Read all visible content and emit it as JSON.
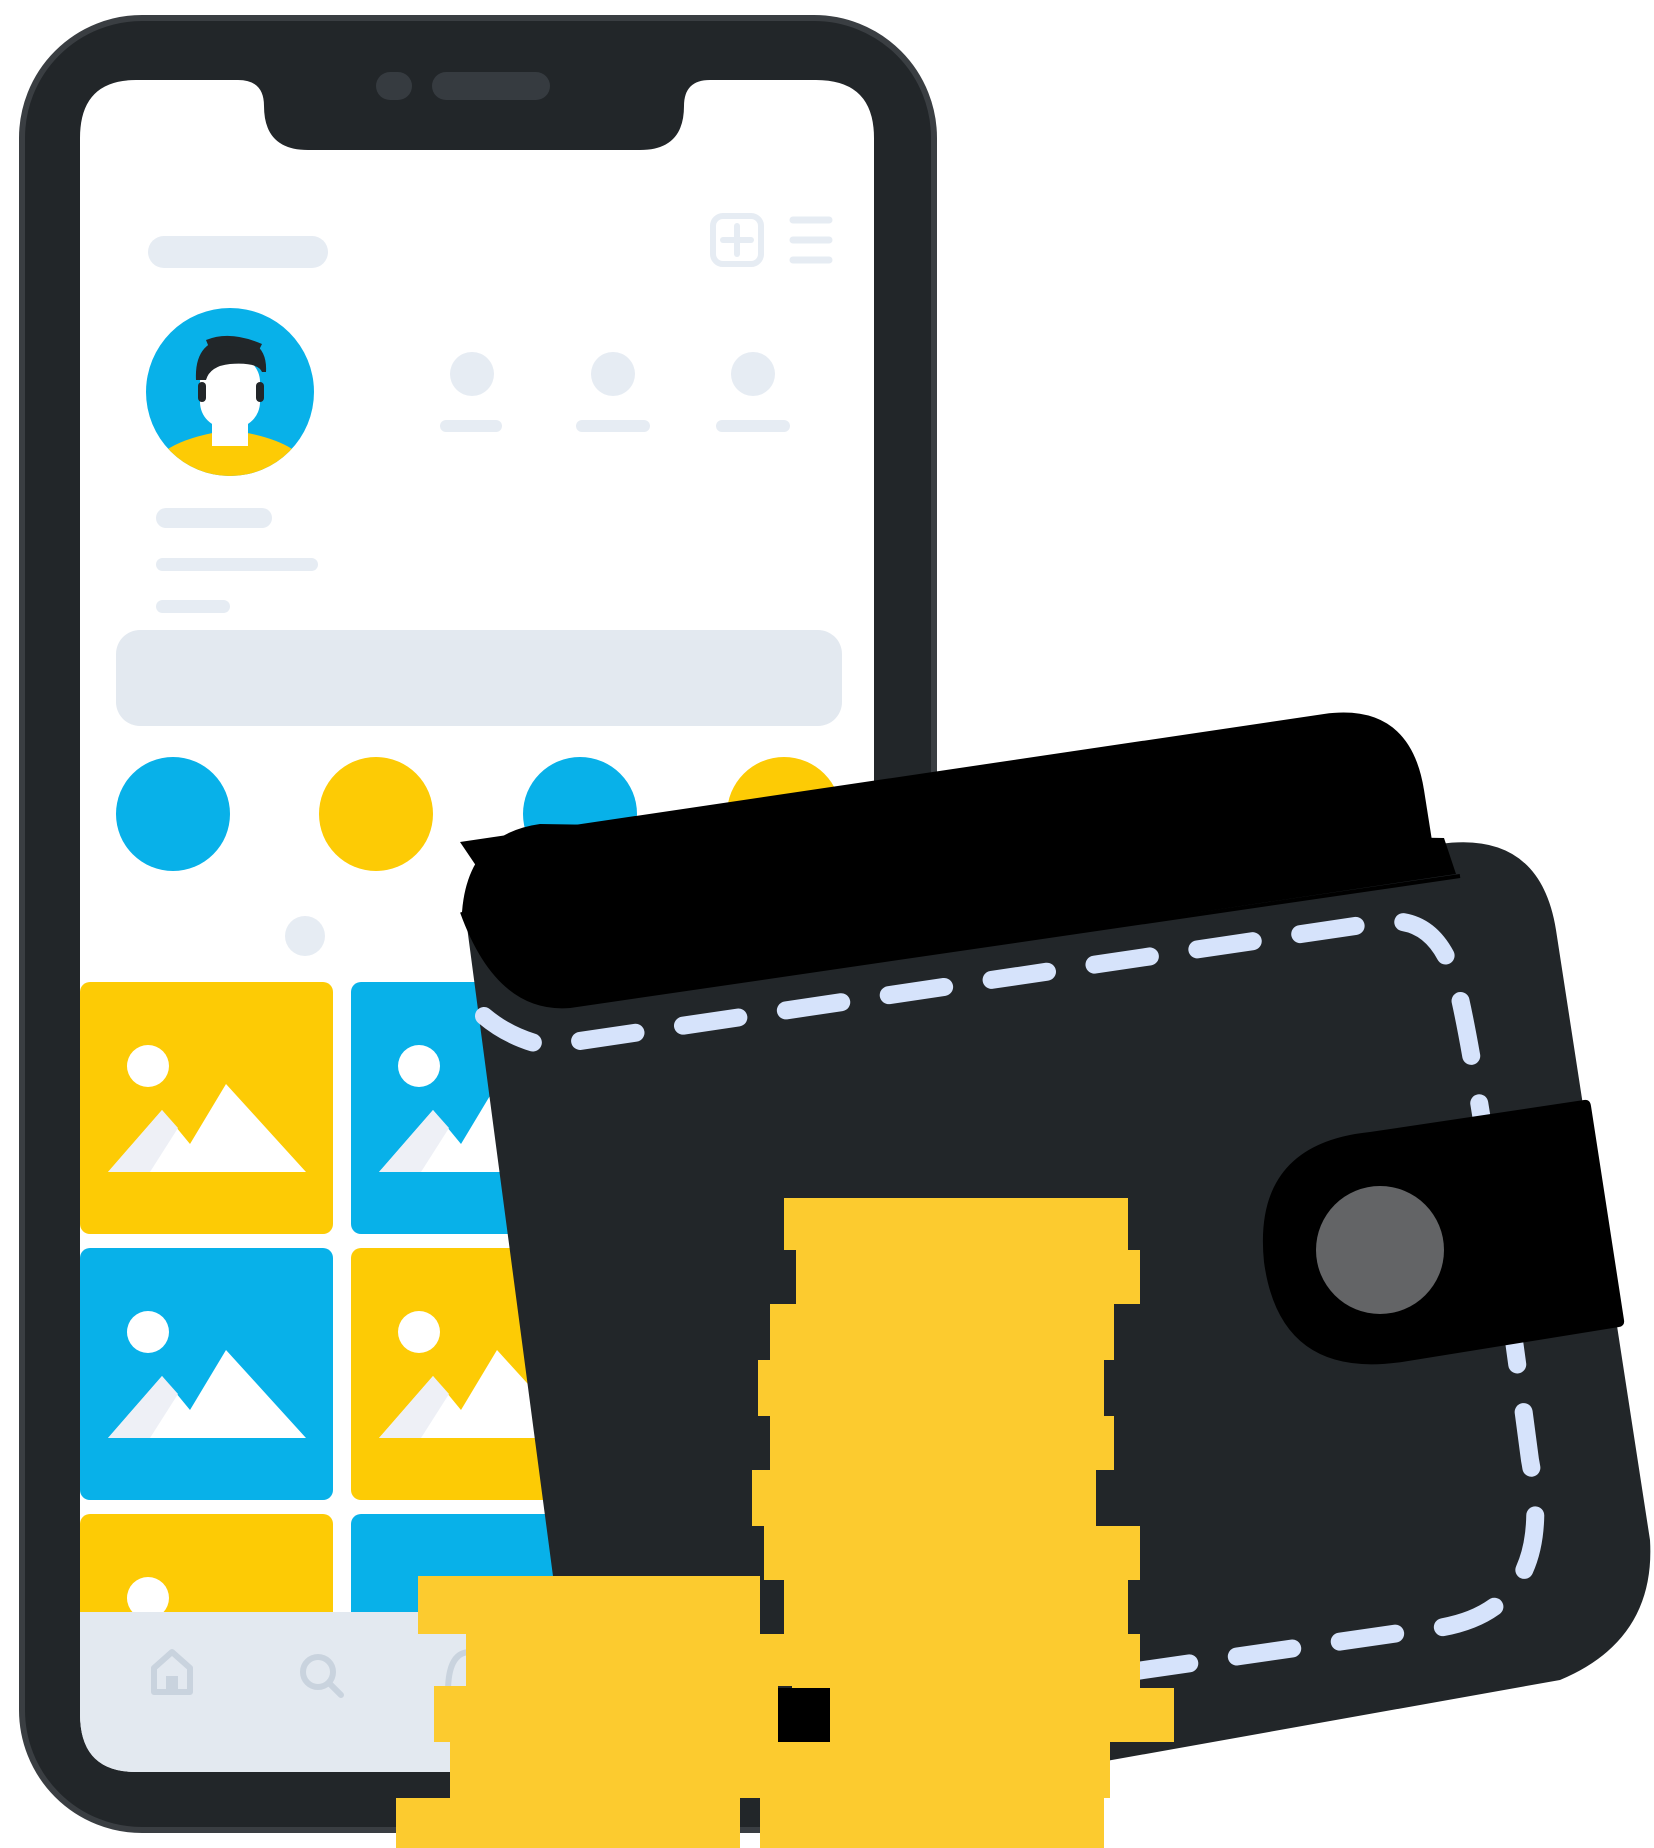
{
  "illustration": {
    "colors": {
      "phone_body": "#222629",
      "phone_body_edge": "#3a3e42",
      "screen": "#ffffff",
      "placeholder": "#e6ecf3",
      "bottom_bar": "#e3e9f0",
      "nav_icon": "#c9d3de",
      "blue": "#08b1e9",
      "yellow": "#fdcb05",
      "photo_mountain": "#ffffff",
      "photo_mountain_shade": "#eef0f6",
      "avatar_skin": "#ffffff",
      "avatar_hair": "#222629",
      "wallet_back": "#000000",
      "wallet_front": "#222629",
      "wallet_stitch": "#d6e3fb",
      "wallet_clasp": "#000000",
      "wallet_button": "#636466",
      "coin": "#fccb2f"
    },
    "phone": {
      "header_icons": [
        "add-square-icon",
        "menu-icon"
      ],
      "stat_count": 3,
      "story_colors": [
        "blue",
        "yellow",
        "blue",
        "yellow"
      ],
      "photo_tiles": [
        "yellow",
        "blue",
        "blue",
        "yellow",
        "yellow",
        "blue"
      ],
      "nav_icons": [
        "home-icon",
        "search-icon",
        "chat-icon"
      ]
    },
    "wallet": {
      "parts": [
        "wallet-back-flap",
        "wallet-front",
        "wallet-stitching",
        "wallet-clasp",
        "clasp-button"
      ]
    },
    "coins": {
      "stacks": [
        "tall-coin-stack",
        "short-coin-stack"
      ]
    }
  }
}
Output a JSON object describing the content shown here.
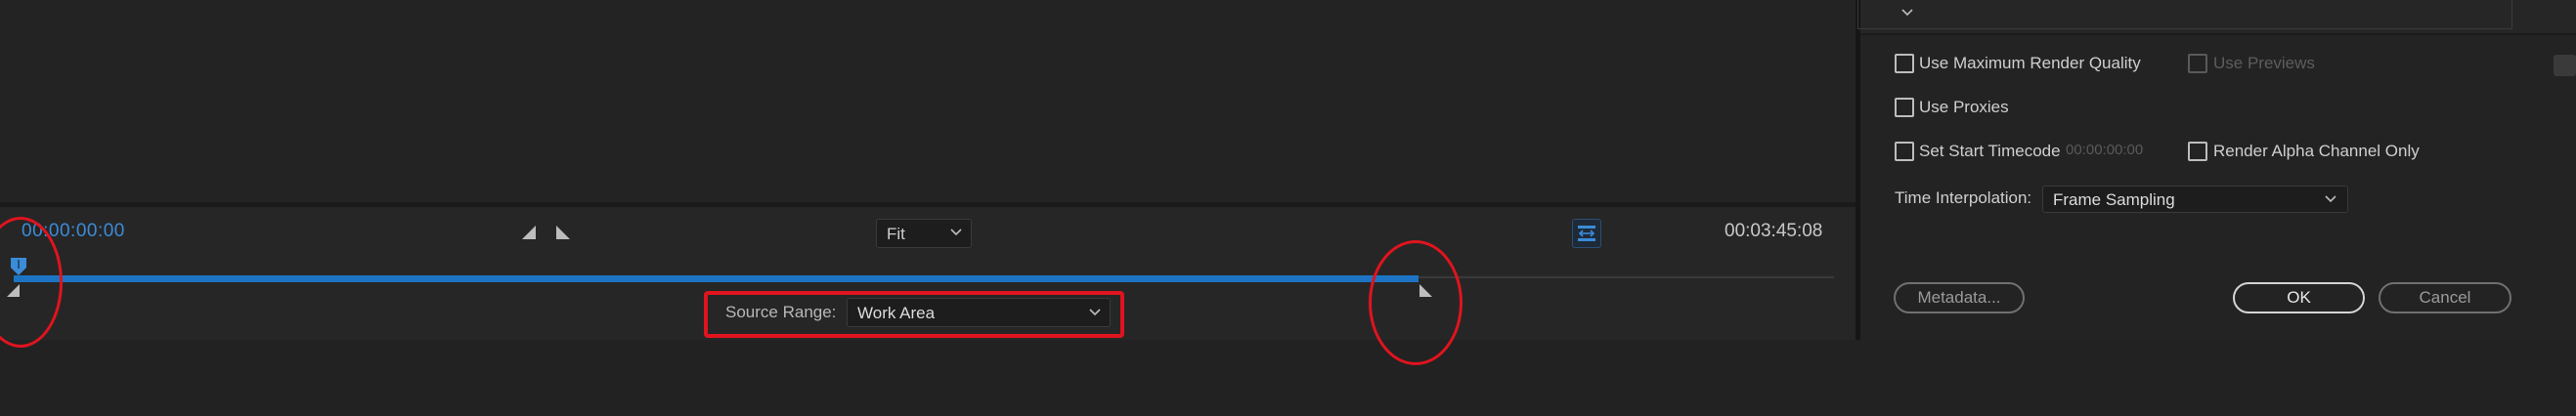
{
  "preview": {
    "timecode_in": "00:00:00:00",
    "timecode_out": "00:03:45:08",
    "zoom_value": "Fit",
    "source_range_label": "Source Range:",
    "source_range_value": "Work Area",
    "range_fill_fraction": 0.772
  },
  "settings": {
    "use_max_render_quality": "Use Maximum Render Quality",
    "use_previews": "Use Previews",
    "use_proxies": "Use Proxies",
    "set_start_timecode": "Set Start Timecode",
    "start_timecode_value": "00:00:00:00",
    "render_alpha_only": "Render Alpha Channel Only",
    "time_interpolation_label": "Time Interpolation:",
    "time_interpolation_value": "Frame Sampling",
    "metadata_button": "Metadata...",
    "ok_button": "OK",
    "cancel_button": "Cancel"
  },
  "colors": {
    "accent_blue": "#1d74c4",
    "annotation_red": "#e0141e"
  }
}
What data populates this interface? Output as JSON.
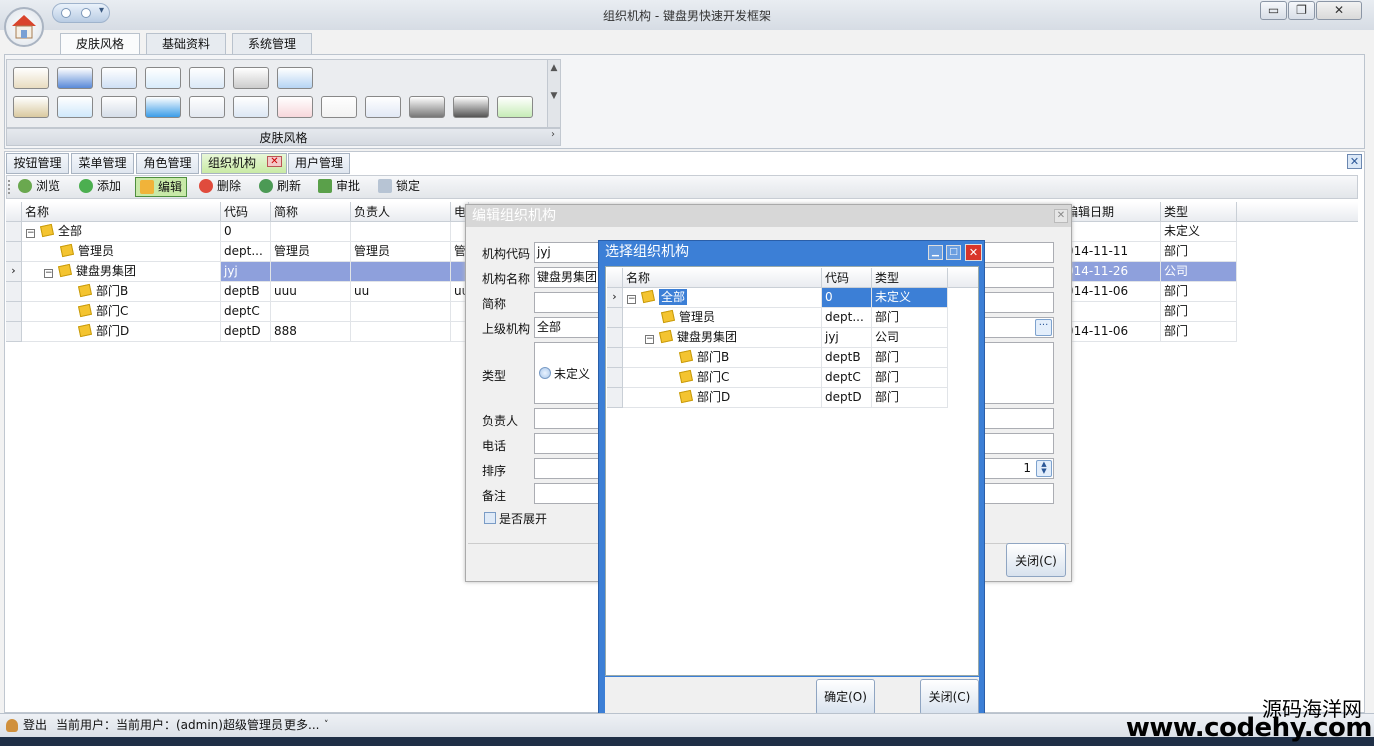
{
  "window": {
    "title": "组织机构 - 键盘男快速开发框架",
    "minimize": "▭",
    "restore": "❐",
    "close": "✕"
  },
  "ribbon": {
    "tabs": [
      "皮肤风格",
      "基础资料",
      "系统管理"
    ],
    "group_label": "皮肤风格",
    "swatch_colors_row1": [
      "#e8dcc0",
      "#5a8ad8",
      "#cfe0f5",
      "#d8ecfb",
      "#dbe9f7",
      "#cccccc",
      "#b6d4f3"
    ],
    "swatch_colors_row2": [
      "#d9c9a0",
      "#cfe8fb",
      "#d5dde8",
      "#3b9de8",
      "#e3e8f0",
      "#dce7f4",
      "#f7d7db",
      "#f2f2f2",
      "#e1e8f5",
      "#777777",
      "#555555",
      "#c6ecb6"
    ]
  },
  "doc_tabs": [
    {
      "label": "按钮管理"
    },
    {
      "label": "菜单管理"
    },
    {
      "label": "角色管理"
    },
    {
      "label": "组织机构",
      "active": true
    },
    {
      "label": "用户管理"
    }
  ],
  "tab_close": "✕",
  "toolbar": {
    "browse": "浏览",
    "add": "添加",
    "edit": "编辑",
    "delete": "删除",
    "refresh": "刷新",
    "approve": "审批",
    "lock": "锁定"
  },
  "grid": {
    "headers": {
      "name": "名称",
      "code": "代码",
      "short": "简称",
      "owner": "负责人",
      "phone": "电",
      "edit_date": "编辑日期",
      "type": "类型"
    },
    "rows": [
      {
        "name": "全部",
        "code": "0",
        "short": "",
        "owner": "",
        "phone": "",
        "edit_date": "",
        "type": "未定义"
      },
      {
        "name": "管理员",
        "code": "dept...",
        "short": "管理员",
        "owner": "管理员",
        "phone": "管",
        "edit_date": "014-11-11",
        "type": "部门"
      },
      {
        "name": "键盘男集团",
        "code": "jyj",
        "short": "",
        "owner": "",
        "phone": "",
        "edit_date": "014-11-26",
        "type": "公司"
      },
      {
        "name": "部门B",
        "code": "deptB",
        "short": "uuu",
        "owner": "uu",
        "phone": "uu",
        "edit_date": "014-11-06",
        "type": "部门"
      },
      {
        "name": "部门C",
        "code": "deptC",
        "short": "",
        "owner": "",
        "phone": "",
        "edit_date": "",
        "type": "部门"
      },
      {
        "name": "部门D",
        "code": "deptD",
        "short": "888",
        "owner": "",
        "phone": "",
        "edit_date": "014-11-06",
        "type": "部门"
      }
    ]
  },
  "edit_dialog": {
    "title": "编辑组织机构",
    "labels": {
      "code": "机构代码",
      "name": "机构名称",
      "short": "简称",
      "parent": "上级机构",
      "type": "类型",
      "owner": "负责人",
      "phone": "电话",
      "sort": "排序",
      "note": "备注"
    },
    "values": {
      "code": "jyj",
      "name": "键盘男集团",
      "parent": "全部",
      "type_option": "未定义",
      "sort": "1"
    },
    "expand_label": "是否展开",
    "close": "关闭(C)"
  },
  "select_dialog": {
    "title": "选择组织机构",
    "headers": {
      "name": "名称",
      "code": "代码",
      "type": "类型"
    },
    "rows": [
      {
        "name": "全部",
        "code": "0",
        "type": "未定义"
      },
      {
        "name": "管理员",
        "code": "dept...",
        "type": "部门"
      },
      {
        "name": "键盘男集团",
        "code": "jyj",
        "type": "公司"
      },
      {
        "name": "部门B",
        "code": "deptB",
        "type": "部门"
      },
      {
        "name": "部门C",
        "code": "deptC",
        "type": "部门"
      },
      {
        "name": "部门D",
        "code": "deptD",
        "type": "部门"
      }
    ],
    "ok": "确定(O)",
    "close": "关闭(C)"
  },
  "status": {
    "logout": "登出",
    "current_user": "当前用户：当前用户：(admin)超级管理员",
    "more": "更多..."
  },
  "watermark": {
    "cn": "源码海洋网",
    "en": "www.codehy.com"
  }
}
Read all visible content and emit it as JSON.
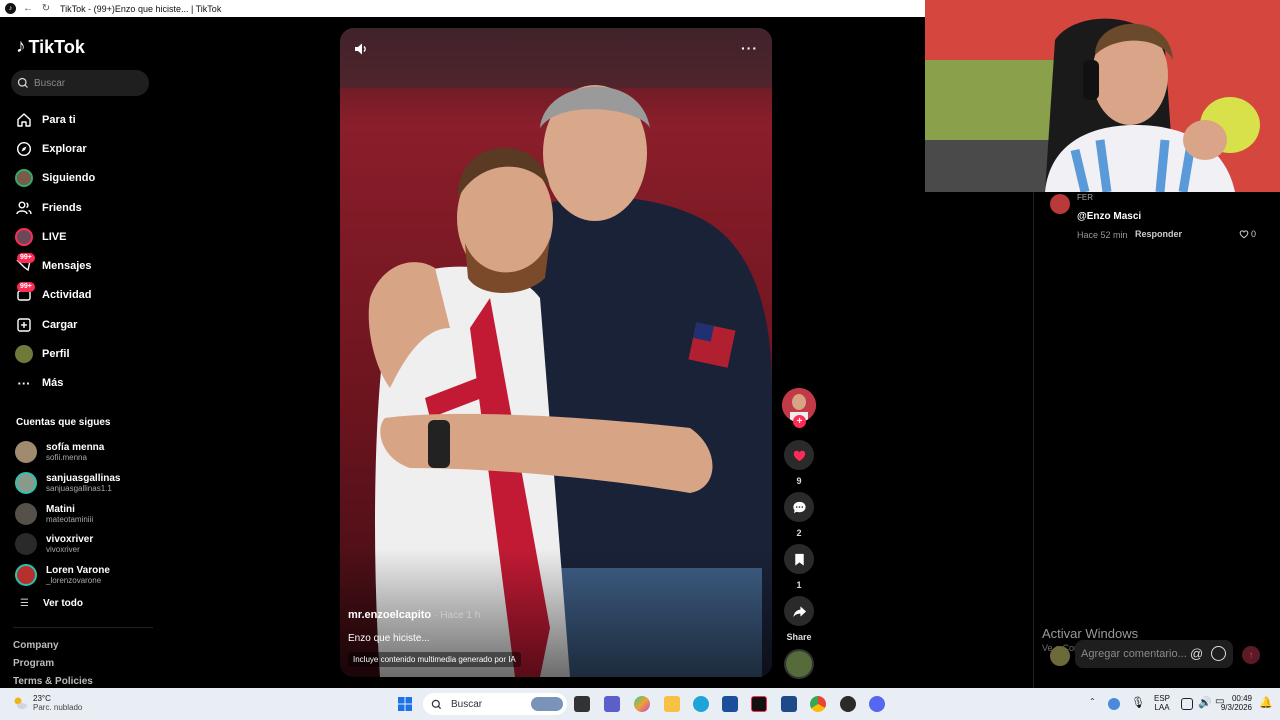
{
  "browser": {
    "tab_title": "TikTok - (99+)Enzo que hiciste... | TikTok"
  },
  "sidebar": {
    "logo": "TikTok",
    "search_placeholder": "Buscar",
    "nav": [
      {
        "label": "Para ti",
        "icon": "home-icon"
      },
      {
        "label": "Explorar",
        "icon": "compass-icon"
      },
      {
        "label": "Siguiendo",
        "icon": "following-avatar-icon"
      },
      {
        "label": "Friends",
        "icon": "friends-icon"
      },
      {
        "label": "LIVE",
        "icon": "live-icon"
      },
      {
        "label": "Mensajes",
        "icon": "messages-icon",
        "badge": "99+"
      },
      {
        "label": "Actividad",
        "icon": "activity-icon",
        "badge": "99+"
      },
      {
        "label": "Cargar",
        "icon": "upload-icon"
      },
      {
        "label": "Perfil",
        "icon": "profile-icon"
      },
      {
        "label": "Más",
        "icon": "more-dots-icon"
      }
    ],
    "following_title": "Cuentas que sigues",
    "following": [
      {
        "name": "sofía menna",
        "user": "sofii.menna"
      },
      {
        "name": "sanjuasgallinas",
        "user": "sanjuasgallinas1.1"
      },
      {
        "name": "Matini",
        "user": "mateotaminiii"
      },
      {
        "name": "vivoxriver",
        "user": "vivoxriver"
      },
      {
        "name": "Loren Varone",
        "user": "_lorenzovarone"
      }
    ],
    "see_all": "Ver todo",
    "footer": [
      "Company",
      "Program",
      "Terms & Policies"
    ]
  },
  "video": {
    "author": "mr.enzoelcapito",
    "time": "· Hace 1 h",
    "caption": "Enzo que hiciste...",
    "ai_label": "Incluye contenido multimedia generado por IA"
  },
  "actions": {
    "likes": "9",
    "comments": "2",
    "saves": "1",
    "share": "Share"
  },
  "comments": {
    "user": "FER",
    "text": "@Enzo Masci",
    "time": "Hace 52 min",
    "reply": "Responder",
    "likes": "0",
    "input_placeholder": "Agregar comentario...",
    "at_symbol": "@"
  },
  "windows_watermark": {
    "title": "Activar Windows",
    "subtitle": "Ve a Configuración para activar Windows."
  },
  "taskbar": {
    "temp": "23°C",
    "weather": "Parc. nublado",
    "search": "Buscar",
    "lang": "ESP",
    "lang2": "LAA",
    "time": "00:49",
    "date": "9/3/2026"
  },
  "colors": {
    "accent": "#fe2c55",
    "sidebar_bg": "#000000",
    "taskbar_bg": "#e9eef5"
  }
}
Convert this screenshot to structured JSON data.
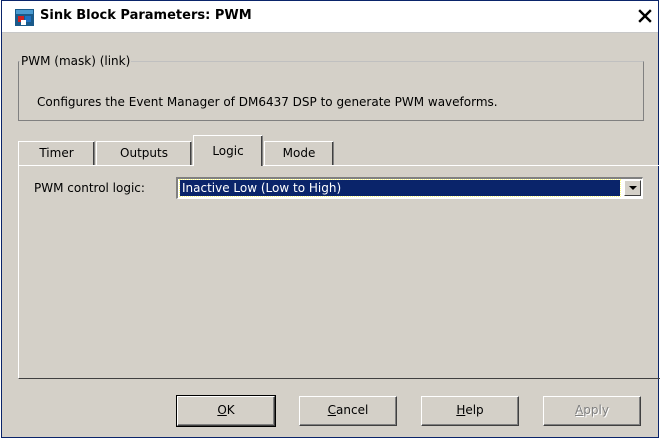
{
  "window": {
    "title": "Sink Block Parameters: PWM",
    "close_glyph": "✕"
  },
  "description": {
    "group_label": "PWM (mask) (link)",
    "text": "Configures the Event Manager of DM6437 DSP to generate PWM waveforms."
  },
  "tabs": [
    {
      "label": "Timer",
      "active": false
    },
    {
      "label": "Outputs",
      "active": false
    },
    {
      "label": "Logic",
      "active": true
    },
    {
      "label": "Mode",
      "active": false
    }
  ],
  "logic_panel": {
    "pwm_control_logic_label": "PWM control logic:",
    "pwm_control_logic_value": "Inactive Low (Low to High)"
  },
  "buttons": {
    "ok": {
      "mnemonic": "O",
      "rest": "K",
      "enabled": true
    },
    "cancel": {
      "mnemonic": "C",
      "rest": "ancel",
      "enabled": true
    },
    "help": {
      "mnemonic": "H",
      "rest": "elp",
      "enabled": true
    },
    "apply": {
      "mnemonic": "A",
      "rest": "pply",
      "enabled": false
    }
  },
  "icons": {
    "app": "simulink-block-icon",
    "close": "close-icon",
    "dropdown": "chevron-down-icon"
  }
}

#### Work required:
Skip the pictures; extract only the lines from the line with "Convert this screenshot" through the final line of the material, exactly as they appear.

#### Solution to this task:
Convert this screenshot to structured JSON data.
{
  "window": {
    "title": "Sink Block Parameters: PWM",
    "close_glyph": "✕"
  },
  "description": {
    "group_label": "PWM (mask) (link)",
    "text": "Configures the Event Manager of DM6437 DSP to generate PWM waveforms."
  },
  "tabs": [
    {
      "label": "Timer",
      "active": false
    },
    {
      "label": "Outputs",
      "active": false
    },
    {
      "label": "Logic",
      "active": true
    },
    {
      "label": "Mode",
      "active": false
    }
  ],
  "logic_panel": {
    "pwm_control_logic_label": "PWM control logic:",
    "pwm_control_logic_value": "Inactive Low (Low to High)"
  },
  "buttons": {
    "ok": {
      "mnemonic": "O",
      "rest": "K",
      "enabled": true
    },
    "cancel": {
      "mnemonic": "C",
      "rest": "ancel",
      "enabled": true
    },
    "help": {
      "mnemonic": "H",
      "rest": "elp",
      "enabled": true
    },
    "apply": {
      "mnemonic": "A",
      "rest": "pply",
      "enabled": false
    }
  },
  "icons": {
    "app": "simulink-block-icon",
    "close": "close-icon",
    "dropdown": "chevron-down-icon"
  }
}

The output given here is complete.